* _WORK INSTRUCTIONS_
Extract all lines that hold the string "instances".

* _MATERIAL FOR THE TASK_
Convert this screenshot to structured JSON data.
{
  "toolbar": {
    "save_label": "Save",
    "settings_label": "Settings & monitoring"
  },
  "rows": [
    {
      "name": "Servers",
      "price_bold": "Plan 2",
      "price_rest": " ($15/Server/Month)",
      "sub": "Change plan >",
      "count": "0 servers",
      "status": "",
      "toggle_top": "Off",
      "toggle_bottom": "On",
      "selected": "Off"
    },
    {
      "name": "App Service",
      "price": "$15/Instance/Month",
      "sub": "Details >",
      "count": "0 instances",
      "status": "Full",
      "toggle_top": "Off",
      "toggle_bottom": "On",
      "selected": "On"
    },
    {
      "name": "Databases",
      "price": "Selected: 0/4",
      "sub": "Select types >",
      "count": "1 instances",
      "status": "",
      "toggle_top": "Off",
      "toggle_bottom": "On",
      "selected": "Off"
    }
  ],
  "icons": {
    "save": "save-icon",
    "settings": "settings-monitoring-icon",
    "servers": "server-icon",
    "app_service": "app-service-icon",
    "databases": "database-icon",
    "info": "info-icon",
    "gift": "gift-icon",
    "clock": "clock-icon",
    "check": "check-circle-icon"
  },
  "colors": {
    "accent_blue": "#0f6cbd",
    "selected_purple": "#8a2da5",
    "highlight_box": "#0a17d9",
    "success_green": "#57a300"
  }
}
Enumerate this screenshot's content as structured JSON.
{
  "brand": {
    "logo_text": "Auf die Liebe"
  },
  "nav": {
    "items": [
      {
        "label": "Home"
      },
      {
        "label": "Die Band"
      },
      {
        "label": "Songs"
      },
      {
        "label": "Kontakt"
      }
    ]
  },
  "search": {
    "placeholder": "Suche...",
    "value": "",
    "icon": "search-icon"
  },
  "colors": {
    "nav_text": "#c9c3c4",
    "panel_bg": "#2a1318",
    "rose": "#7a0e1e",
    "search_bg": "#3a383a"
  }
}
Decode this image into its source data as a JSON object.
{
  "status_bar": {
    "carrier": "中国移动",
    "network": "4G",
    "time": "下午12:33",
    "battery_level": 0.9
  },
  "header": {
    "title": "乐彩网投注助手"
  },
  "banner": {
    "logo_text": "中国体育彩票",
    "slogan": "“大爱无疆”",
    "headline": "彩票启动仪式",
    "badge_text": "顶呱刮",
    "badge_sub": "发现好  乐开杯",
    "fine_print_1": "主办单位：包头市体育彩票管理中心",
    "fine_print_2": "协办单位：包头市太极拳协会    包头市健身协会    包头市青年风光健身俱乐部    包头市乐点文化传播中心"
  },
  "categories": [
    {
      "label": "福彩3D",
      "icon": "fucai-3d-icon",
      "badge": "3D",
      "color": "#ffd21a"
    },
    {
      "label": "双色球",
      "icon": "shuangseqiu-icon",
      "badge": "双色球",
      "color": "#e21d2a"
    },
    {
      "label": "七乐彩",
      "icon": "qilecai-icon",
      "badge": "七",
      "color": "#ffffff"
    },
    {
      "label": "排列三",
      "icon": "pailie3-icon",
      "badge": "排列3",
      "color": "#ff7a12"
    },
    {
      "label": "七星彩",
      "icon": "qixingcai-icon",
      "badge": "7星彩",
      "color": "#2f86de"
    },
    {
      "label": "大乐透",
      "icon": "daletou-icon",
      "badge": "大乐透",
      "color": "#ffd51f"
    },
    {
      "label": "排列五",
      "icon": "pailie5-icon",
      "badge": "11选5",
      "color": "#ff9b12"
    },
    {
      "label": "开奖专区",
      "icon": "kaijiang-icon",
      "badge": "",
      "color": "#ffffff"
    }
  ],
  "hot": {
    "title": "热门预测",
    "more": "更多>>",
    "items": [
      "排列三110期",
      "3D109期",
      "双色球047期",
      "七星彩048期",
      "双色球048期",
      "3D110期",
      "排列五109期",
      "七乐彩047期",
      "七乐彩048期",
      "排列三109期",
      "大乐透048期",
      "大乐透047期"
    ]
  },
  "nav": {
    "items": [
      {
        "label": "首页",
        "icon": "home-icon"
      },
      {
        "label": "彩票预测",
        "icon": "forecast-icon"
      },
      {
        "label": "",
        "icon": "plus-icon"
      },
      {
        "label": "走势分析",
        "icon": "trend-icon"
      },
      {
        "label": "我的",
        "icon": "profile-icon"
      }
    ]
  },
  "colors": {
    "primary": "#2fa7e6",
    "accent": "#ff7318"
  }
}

* _SOLUTION_
      "count": "0 instances",
      "count": "1 instances",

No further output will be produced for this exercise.